Work to be completed | In the column on apostolic succession below, rewrite the paragraph beginning "“Church from below” is, of course" as a short bulleted list that keeps its main facts.
Extract to read section start
Apostolic succession is vital to authentic Christianity

Father John A. Kiley
Posted

The National Catholic (the word is used loosely) Reporter recently praised the church in the Netherlands for its innovative response to the vocation crisis.

According to the Reporter, the Dutch Church mused that because the Eucharist is the essence of the Christian community, that community therefore has a right to the Eucharist. And if the Catholic hierarchy fails to bestow that right from above, local communities can claim it from below: “Where two or three gather in my name,” they can share Scripture, break bread, pass the cup, enjoy the Real Presence, take Holy Communion, and employ the freedom of the Holy Spirit to give charisms — “with or without official permission.”

The Dutch are seeing the future with courage, the Reporter thrills, and are welcoming it as a Eucharistic people. Thus America can learn from the Dutch about how to be “church from below, with or without permission from above.”

“Church from below” is, of course, an apt description of Protestantism. The very names of some Protestant communities indicate their confidence in being bottom-up organizations. Congregationalists (now the United Church of Christ) view their authority as arising from the congregation not through any hierarchy. Presbyterians understand their assemblies to be directed by church elders (presbyters in Greek), the senior members of the community. Baptists derive their faculties from the common sacrament of Baptism which places all believers on a level playing field. Unitarians proudly stand apart from any hint of an ordained hierarchy.
Extract to read section end
Excerpted records section start
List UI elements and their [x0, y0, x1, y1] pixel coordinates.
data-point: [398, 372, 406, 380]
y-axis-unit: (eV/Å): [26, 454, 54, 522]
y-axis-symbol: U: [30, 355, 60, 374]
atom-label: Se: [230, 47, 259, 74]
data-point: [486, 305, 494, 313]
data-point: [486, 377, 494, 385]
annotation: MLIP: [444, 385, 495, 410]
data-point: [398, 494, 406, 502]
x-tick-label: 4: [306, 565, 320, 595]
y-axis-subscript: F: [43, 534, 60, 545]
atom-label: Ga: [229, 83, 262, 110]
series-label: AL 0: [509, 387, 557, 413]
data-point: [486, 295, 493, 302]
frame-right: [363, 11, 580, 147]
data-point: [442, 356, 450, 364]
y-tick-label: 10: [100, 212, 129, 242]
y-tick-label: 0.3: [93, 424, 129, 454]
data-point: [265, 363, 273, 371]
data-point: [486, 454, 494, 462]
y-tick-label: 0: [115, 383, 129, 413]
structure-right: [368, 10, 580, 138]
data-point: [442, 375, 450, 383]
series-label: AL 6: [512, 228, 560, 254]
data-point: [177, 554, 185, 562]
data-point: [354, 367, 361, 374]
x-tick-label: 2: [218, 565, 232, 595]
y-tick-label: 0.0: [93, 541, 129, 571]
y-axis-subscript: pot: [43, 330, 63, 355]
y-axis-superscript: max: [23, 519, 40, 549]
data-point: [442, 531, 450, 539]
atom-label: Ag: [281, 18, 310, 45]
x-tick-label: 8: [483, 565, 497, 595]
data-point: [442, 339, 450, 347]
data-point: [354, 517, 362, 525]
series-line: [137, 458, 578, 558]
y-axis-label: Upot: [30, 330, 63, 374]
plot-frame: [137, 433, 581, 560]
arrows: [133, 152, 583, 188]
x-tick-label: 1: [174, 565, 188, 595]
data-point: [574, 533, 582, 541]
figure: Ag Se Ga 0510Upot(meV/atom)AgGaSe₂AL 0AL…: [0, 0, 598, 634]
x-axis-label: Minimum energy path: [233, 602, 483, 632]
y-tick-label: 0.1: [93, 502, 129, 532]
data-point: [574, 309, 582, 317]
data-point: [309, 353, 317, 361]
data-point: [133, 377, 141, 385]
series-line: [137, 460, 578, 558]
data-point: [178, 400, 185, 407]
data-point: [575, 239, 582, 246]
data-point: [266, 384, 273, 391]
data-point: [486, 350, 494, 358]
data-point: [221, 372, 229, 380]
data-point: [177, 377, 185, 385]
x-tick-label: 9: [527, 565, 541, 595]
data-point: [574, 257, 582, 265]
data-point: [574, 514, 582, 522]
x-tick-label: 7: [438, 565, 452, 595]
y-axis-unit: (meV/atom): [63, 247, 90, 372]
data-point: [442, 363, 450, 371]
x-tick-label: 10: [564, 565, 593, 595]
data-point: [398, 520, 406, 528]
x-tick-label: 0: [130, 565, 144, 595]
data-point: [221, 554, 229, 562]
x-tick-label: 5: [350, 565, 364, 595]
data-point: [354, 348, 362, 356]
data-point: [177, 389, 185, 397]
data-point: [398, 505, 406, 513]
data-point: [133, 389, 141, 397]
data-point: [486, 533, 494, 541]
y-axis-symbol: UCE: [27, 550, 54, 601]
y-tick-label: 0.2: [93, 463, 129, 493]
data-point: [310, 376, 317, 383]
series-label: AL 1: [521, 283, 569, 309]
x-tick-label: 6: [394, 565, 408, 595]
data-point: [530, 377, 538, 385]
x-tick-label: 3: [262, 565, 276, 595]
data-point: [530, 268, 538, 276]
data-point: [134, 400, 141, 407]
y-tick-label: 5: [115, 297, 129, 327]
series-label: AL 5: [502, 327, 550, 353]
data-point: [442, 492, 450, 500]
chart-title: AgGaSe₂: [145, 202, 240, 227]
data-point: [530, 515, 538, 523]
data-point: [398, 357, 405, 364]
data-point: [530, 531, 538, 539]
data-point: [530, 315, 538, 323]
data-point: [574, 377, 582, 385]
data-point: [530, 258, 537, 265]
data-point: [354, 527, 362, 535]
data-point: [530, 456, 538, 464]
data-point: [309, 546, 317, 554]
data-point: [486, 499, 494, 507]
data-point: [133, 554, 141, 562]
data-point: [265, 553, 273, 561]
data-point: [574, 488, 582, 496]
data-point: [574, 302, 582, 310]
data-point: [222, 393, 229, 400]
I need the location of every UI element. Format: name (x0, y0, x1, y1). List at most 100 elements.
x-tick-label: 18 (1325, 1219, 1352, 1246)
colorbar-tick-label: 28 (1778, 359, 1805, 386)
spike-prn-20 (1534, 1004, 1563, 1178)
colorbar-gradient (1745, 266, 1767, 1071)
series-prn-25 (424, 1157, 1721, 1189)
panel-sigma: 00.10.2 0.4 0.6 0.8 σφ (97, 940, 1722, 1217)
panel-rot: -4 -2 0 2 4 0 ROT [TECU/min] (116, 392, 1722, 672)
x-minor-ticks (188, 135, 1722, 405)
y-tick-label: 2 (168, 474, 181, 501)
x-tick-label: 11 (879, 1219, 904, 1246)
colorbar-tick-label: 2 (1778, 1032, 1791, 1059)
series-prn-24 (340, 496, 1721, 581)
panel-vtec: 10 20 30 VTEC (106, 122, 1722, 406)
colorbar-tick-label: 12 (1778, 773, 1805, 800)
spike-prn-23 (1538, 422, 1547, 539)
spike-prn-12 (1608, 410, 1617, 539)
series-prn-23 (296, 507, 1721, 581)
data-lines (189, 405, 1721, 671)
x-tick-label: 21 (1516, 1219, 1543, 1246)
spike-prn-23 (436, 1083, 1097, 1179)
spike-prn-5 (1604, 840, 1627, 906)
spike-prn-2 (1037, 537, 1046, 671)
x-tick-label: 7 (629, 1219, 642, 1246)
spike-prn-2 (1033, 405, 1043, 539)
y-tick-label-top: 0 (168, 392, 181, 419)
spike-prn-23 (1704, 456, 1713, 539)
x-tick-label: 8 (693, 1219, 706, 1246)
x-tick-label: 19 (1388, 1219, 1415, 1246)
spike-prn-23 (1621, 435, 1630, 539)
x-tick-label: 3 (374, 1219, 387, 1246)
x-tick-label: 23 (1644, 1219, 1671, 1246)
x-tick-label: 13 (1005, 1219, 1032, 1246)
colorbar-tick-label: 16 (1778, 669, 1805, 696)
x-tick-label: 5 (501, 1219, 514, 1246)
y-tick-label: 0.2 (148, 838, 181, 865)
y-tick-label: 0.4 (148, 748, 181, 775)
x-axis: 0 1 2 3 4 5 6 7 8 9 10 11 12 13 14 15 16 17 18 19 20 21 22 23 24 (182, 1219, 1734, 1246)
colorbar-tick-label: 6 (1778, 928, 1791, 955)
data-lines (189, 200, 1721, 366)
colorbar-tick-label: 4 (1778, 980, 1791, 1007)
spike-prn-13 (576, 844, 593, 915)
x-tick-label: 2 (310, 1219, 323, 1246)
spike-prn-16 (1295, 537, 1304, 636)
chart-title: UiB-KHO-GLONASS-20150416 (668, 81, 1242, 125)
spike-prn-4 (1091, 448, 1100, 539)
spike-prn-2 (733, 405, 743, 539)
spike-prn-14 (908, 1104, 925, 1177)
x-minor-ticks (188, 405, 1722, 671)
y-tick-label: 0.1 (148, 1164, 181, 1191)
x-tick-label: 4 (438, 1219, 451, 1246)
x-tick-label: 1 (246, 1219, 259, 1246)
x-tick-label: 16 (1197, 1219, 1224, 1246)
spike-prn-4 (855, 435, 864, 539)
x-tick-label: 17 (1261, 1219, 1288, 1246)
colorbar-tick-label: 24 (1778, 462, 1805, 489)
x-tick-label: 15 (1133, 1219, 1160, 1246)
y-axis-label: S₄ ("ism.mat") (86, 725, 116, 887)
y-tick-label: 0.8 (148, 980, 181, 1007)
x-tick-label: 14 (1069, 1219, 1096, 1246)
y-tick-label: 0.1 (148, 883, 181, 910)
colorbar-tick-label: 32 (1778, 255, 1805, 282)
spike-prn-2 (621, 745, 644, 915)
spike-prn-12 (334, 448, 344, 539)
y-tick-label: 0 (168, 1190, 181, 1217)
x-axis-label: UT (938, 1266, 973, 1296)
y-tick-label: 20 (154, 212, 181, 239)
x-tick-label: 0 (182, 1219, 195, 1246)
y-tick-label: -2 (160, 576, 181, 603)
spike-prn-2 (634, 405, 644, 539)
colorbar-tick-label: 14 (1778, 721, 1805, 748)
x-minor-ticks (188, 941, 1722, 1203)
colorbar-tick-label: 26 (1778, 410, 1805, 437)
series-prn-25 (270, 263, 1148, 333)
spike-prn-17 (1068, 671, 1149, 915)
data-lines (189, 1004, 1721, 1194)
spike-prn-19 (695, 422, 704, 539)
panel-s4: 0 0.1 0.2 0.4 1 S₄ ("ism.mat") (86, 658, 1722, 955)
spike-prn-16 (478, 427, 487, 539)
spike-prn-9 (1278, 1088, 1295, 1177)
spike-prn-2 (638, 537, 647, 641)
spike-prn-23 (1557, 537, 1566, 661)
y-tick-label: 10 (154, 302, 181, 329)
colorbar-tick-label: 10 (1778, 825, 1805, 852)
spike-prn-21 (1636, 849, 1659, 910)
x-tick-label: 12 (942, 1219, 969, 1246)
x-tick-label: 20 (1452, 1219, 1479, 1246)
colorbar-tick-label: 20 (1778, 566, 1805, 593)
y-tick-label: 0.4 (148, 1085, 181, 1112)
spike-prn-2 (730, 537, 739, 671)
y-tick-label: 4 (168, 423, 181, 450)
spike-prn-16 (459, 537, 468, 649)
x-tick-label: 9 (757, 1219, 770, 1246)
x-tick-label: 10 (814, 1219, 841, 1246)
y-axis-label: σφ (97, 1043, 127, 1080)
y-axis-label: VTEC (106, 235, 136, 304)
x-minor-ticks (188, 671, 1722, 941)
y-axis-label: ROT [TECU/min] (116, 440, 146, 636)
Excerpted records section end
Response to the task |
- "Church from below" aptly describes Protestantism.
- Some Protestant communities' names show their confidence in being bottom-up organizations:
  - Congregationalists (now the United Church of Christ): authority comes from the congregation, not through a hierarchy.
  - Presbyterians: assemblies are directed by church elders (presbyters in Greek), the community's senior members.
  - Baptists: faculties come from the common sacrament of Baptism, which puts all believers on a level playing field.
  - Unitarians: they proudly stand apart from any hint of an ordained hierarchy.